▶ Aim: The records below must be written out exactly, with every picture left behind.

▶ Data provided:
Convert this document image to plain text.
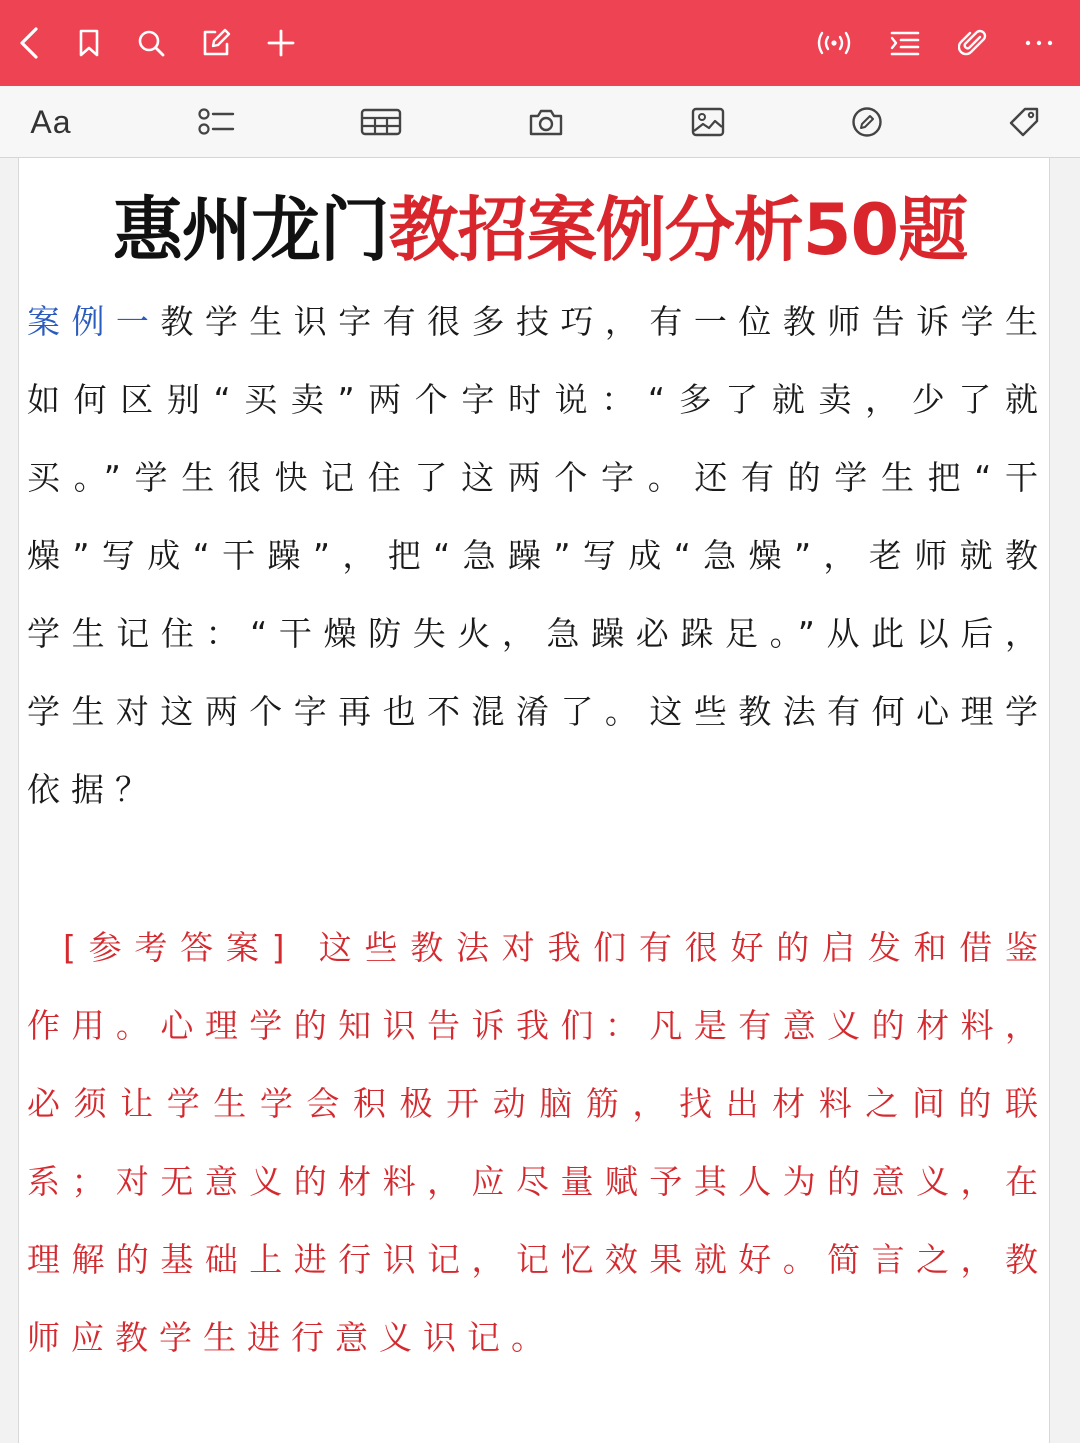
Aa
惠州龙门教招案例分析50题
案例一教学生识字有很多技巧，有一位教师告诉学生如何区别“买卖”两个字时说：“多了就卖，少了就买。”学生很快记住了这两个字。还有的学生把“干燥”写成“干躁”，把“急躁”写成“急燥”，老师就教学生记住：“干燥防失火，急躁必跺足。”从此以后，学生对这两个字再也不混淆了。这些教法有何心理学依据？
[参考答案] 这些教法对我们有很好的启发和借鉴作用。心理学的知识告诉我们：凡是有意义的材料，必须让学生学会积极开动脑筋，找出材料之间的联系；对无意义的材料，应尽量赋予其人为的意义，在理解的基础上进行识记，记忆效果就好。简言之，教师应教学生进行意义识记。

▶ Exercise solution:
Convert this document image to plain text.
Aa
惠州龙门教招案例分析50题
案例一教学生识字有很多技巧，有一位教师告诉学生如何区别“买卖”两个字时说：“多了就卖，少了就买。”学生很快记住了这两个字。还有的学生把“干燥”写成“干躁”，把“急躁”写成“急燥”，老师就教学生记住：“干燥防失火，急躁必跺足。”从此以后，学生对这两个字再也不混淆了。这些教法有何心理学依据？
[参考答案] 这些教法对我们有很好的启发和借鉴作用。心理学的知识告诉我们：凡是有意义的材料，必须让学生学会积极开动脑筋，找出材料之间的联系；对无意义的材料，应尽量赋予其人为的意义，在理解的基础上进行识记，记忆效果就好。简言之，教师应教学生进行意义识记。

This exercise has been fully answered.